EXERCISE DESCRIPTION
Copy out all the records exactly.

** start of TASK INPUTS **

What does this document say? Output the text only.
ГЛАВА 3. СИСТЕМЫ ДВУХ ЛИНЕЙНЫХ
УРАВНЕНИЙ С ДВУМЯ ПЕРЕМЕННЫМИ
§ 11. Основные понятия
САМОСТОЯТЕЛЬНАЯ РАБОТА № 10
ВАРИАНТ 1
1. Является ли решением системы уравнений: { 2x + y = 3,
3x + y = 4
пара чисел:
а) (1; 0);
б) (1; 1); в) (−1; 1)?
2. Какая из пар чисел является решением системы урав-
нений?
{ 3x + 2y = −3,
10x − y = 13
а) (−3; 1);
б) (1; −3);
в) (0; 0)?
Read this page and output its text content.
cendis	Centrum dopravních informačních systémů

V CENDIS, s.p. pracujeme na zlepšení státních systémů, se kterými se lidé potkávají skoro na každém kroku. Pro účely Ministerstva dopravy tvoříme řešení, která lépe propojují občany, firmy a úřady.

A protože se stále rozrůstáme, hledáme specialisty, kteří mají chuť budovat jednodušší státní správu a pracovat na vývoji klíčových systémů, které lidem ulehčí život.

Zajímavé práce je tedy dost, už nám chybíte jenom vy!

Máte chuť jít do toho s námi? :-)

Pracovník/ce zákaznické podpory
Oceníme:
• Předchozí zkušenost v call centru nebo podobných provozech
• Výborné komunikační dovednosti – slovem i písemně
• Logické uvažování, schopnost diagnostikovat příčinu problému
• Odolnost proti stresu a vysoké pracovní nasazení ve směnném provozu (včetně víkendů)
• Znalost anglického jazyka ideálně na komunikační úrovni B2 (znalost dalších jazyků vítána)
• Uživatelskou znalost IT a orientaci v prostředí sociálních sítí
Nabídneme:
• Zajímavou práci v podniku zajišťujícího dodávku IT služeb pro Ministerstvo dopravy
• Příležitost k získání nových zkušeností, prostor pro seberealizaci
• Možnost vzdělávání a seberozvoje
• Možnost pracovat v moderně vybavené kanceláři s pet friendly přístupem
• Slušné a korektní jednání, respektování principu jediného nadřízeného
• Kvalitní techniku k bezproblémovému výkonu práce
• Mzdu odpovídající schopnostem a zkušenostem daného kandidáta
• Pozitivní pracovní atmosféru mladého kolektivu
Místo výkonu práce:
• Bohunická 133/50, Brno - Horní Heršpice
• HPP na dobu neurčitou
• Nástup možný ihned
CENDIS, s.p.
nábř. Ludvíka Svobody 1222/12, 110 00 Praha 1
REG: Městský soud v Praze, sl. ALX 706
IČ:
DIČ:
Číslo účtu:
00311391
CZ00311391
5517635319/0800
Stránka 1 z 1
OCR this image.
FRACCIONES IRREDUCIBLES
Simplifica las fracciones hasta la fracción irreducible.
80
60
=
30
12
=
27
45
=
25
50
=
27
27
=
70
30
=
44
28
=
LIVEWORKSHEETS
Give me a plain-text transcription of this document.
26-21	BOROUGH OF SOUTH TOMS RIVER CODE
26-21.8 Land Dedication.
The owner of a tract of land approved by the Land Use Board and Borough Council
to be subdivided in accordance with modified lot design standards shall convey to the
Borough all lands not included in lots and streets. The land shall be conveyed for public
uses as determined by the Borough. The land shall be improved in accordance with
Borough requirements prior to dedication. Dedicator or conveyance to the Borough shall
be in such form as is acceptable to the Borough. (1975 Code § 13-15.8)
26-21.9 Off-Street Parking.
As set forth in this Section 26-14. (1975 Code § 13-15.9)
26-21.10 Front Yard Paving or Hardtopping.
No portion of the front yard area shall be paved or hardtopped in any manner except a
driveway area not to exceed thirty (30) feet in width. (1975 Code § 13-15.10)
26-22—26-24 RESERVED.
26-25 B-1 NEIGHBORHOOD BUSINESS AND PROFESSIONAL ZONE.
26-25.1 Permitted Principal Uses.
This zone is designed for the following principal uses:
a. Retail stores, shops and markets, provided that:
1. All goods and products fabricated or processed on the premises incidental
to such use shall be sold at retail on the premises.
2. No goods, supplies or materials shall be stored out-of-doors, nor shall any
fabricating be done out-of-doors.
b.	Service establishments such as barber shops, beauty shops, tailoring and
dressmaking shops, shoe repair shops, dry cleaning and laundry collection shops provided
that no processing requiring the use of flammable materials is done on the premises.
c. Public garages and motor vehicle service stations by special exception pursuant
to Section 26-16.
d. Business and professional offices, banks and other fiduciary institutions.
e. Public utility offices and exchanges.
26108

** end of TASK INPUTS **

THE REPLY
What does this document say? Output the text only.
ГЛАВА 3. СИСТЕМЫ ДВУХ ЛИНЕЙНЫХ
УРАВНЕНИЙ С ДВУМЯ ПЕРЕМЕННЫМИ
§ 11. Основные понятия
САМОСТОЯТЕЛЬНАЯ РАБОТА № 10
ВАРИАНТ 1
1. Является ли решением системы уравнений: { 2x + y = 3,
3x + y = 4
пара чисел:
а) (1; 0);
б) (1; 1); в) (−1; 1)?
2. Какая из пар чисел является решением системы урав-
нений?
{ 3x + 2y = −3,
10x − y = 13
а) (−3; 1);
б) (1; −3);
в) (0; 0)?
Read this page and output its text content.
cendis	Centrum dopravních informačních systémů

V CENDIS, s.p. pracujeme na zlepšení státních systémů, se kterými se lidé potkávají skoro na každém kroku. Pro účely Ministerstva dopravy tvoříme řešení, která lépe propojují občany, firmy a úřady.

A protože se stále rozrůstáme, hledáme specialisty, kteří mají chuť budovat jednodušší státní správu a pracovat na vývoji klíčových systémů, které lidem ulehčí život.

Zajímavé práce je tedy dost, už nám chybíte jenom vy!

Máte chuť jít do toho s námi? :-)

Pracovník/ce zákaznické podpory
Oceníme:
• Předchozí zkušenost v call centru nebo podobných provozech
• Výborné komunikační dovednosti – slovem i písemně
• Logické uvažování, schopnost diagnostikovat příčinu problému
• Odolnost proti stresu a vysoké pracovní nasazení ve směnném provozu (včetně víkendů)
• Znalost anglického jazyka ideálně na komunikační úrovni B2 (znalost dalších jazyků vítána)
• Uživatelskou znalost IT a orientaci v prostředí sociálních sítí
Nabídneme:
• Zajímavou práci v podniku zajišťujícího dodávku IT služeb pro Ministerstvo dopravy
• Příležitost k získání nových zkušeností, prostor pro seberealizaci
• Možnost vzdělávání a seberozvoje
• Možnost pracovat v moderně vybavené kanceláři s pet friendly přístupem
• Slušné a korektní jednání, respektování principu jediného nadřízeného
• Kvalitní techniku k bezproblémovému výkonu práce
• Mzdu odpovídající schopnostem a zkušenostem daného kandidáta
• Pozitivní pracovní atmosféru mladého kolektivu
Místo výkonu práce:
• Bohunická 133/50, Brno - Horní Heršpice
• HPP na dobu neurčitou
• Nástup možný ihned
CENDIS, s.p.
nábř. Ludvíka Svobody 1222/12, 110 00 Praha 1
REG: Městský soud v Praze, sl. ALX 706
IČ:
DIČ:
Číslo účtu:
00311391
CZ00311391
5517635319/0800
Stránka 1 z 1
OCR this image.
FRACCIONES IRREDUCIBLES
Simplifica las fracciones hasta la fracción irreducible.
80
60
=
30
12
=
27
45
=
25
50
=
27
27
=
70
30
=
44
28
=
LIVEWORKSHEETS
Give me a plain-text transcription of this document.
26-21	BOROUGH OF SOUTH TOMS RIVER CODE
26-21.8 Land Dedication.
The owner of a tract of land approved by the Land Use Board and Borough Council
to be subdivided in accordance with modified lot design standards shall convey to the
Borough all lands not included in lots and streets. The land shall be conveyed for public
uses as determined by the Borough. The land shall be improved in accordance with
Borough requirements prior to dedication. Dedicator or conveyance to the Borough shall
be in such form as is acceptable to the Borough. (1975 Code § 13-15.8)
26-21.9 Off-Street Parking.
As set forth in this Section 26-14. (1975 Code § 13-15.9)
26-21.10 Front Yard Paving or Hardtopping.
No portion of the front yard area shall be paved or hardtopped in any manner except a
driveway area not to exceed thirty (30) feet in width. (1975 Code § 13-15.10)
26-22—26-24 RESERVED.
26-25 B-1 NEIGHBORHOOD BUSINESS AND PROFESSIONAL ZONE.
26-25.1 Permitted Principal Uses.
This zone is designed for the following principal uses:
a. Retail stores, shops and markets, provided that:
1. All goods and products fabricated or processed on the premises incidental
to such use shall be sold at retail on the premises.
2. No goods, supplies or materials shall be stored out-of-doors, nor shall any
fabricating be done out-of-doors.
b.	Service establishments such as barber shops, beauty shops, tailoring and
dressmaking shops, shoe repair shops, dry cleaning and laundry collection shops provided
that no processing requiring the use of flammable materials is done on the premises.
c. Public garages and motor vehicle service stations by special exception pursuant
to Section 26-16.
d. Business and professional offices, banks and other fiduciary institutions.
e. Public utility offices and exchanges.
26108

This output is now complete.